Record extracts =
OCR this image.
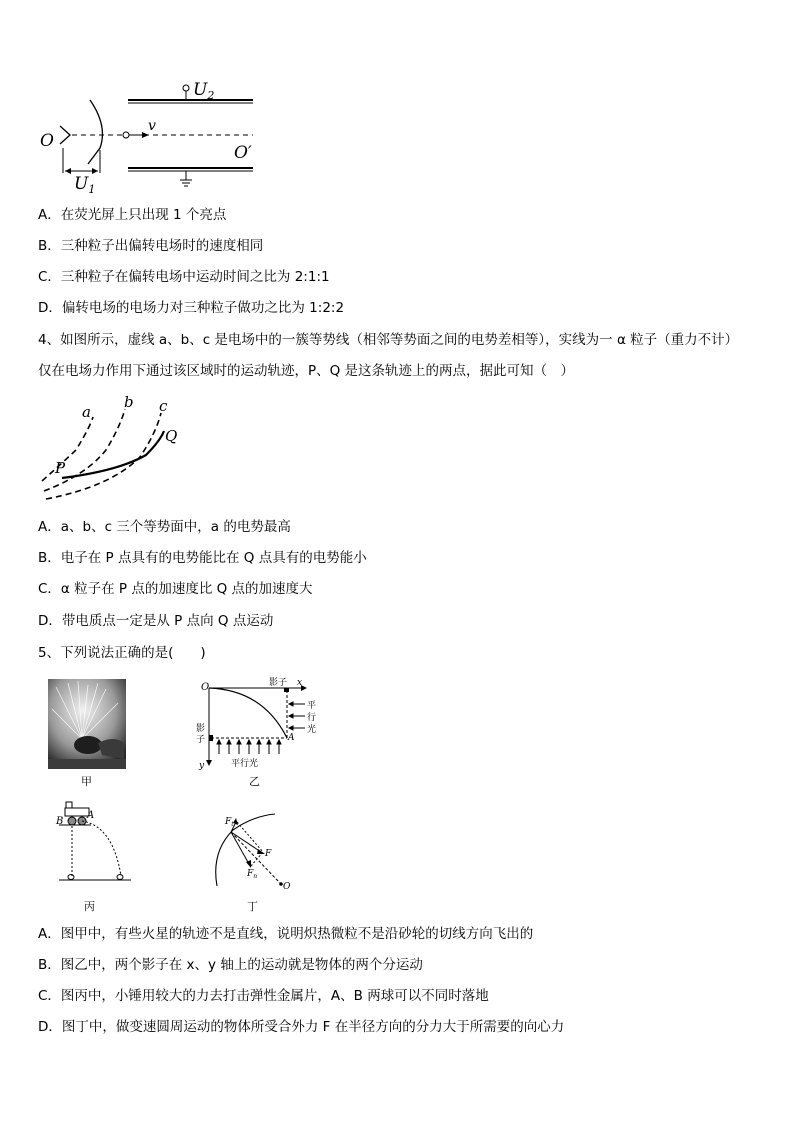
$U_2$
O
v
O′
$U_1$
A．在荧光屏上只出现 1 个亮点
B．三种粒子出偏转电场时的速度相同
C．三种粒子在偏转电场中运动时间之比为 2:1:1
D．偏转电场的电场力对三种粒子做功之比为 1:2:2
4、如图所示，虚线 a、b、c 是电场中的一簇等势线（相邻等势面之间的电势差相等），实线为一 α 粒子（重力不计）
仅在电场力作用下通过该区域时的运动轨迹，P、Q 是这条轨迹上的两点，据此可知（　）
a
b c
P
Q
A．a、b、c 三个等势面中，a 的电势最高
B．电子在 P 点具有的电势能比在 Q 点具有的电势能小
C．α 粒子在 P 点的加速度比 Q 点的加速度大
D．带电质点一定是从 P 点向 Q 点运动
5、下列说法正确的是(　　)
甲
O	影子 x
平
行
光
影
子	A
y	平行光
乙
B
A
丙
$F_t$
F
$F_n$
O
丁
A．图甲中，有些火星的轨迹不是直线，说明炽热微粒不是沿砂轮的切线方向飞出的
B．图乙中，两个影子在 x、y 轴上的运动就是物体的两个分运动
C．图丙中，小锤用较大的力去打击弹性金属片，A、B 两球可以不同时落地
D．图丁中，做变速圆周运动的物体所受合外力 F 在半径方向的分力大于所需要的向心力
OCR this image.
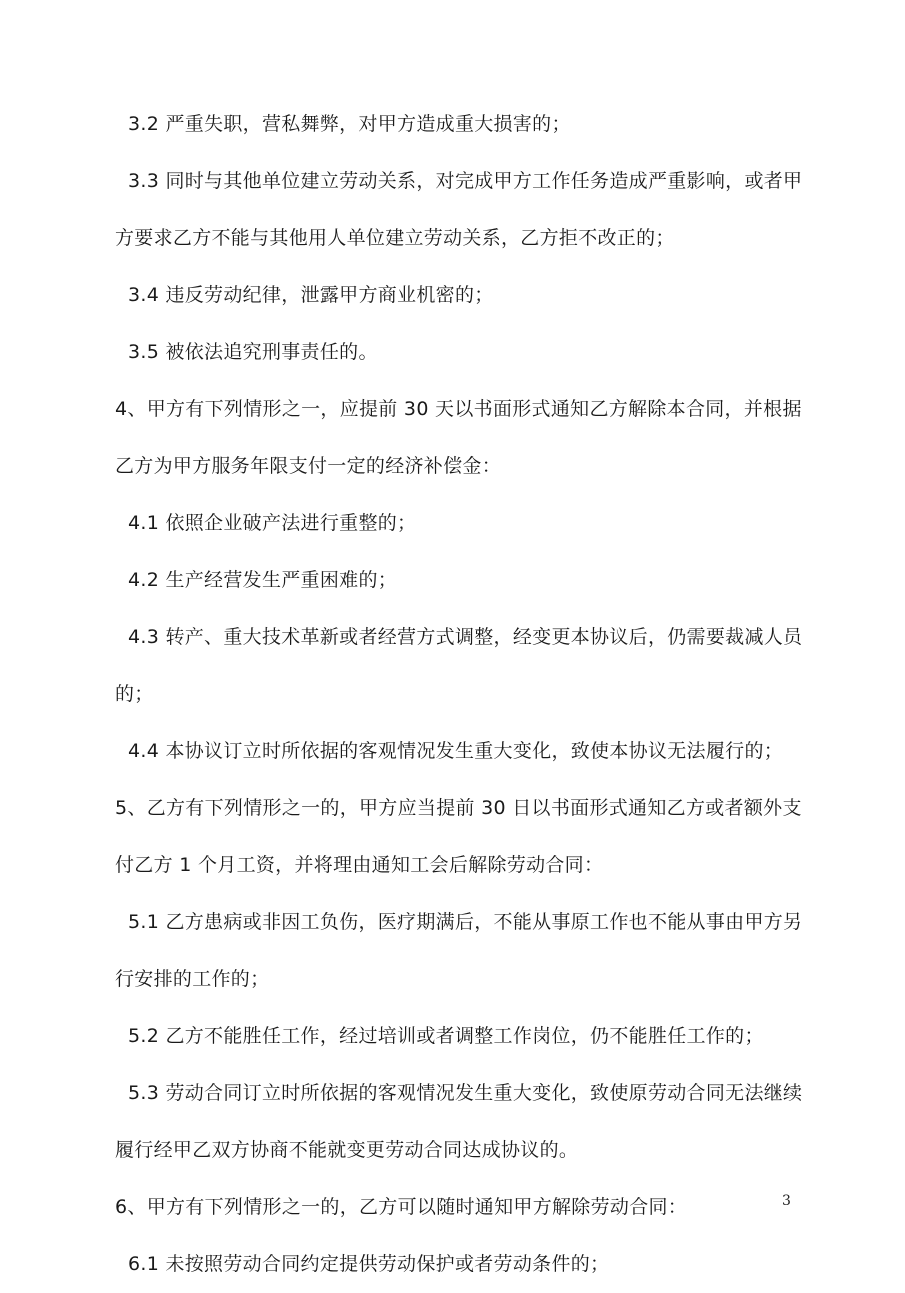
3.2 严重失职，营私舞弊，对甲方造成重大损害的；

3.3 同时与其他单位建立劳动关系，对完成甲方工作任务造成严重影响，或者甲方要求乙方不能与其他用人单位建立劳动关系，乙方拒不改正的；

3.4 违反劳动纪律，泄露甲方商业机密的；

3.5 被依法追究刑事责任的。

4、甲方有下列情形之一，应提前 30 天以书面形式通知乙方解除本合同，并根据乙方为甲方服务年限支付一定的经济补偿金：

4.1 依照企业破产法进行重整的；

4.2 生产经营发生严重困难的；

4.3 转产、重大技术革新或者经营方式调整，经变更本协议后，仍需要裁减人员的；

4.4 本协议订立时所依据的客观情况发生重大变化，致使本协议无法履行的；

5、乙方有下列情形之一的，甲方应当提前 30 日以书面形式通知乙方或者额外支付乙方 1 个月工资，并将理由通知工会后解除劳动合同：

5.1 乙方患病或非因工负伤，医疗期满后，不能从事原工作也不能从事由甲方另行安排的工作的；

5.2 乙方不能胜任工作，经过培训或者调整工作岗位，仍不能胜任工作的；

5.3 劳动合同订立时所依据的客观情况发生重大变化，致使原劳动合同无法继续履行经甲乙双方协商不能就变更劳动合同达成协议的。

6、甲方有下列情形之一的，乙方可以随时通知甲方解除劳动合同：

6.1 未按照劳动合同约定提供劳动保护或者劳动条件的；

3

Problem requirements =
Copy out every line of the material above exactly, skipping the pictures.

Task solution =
OCR this image.
$U_2$
O
v
O′
$U_1$
A．在荧光屏上只出现 1 个亮点
B．三种粒子出偏转电场时的速度相同
C．三种粒子在偏转电场中运动时间之比为 2:1:1
D．偏转电场的电场力对三种粒子做功之比为 1:2:2
4、如图所示，虚线 a、b、c 是电场中的一簇等势线（相邻等势面之间的电势差相等），实线为一 α 粒子（重力不计）
仅在电场力作用下通过该区域时的运动轨迹，P、Q 是这条轨迹上的两点，据此可知（　）
a
b c
P
Q
A．a、b、c 三个等势面中，a 的电势最高
B．电子在 P 点具有的电势能比在 Q 点具有的电势能小
C．α 粒子在 P 点的加速度比 Q 点的加速度大
D．带电质点一定是从 P 点向 Q 点运动
5、下列说法正确的是(　　)
甲
O	影子 x
平
行
光
影
子	A
y	平行光
乙
B
A
丙
$F_t$
F
$F_n$
O
丁
A．图甲中，有些火星的轨迹不是直线，说明炽热微粒不是沿砂轮的切线方向飞出的
B．图乙中，两个影子在 x、y 轴上的运动就是物体的两个分运动
C．图丙中，小锤用较大的力去打击弹性金属片，A、B 两球可以不同时落地
D．图丁中，做变速圆周运动的物体所受合外力 F 在半径方向的分力大于所需要的向心力
OCR this image.
3.2 严重失职，营私舞弊，对甲方造成重大损害的；

3.3 同时与其他单位建立劳动关系，对完成甲方工作任务造成严重影响，或者甲方要求乙方不能与其他用人单位建立劳动关系，乙方拒不改正的；

3.4 违反劳动纪律，泄露甲方商业机密的；

3.5 被依法追究刑事责任的。

4、甲方有下列情形之一，应提前 30 天以书面形式通知乙方解除本合同，并根据乙方为甲方服务年限支付一定的经济补偿金：

4.1 依照企业破产法进行重整的；

4.2 生产经营发生严重困难的；

4.3 转产、重大技术革新或者经营方式调整，经变更本协议后，仍需要裁减人员的；

4.4 本协议订立时所依据的客观情况发生重大变化，致使本协议无法履行的；

5、乙方有下列情形之一的，甲方应当提前 30 日以书面形式通知乙方或者额外支付乙方 1 个月工资，并将理由通知工会后解除劳动合同：

5.1 乙方患病或非因工负伤，医疗期满后，不能从事原工作也不能从事由甲方另行安排的工作的；

5.2 乙方不能胜任工作，经过培训或者调整工作岗位，仍不能胜任工作的；

5.3 劳动合同订立时所依据的客观情况发生重大变化，致使原劳动合同无法继续履行经甲乙双方协商不能就变更劳动合同达成协议的。

6、甲方有下列情形之一的，乙方可以随时通知甲方解除劳动合同：

6.1 未按照劳动合同约定提供劳动保护或者劳动条件的；

3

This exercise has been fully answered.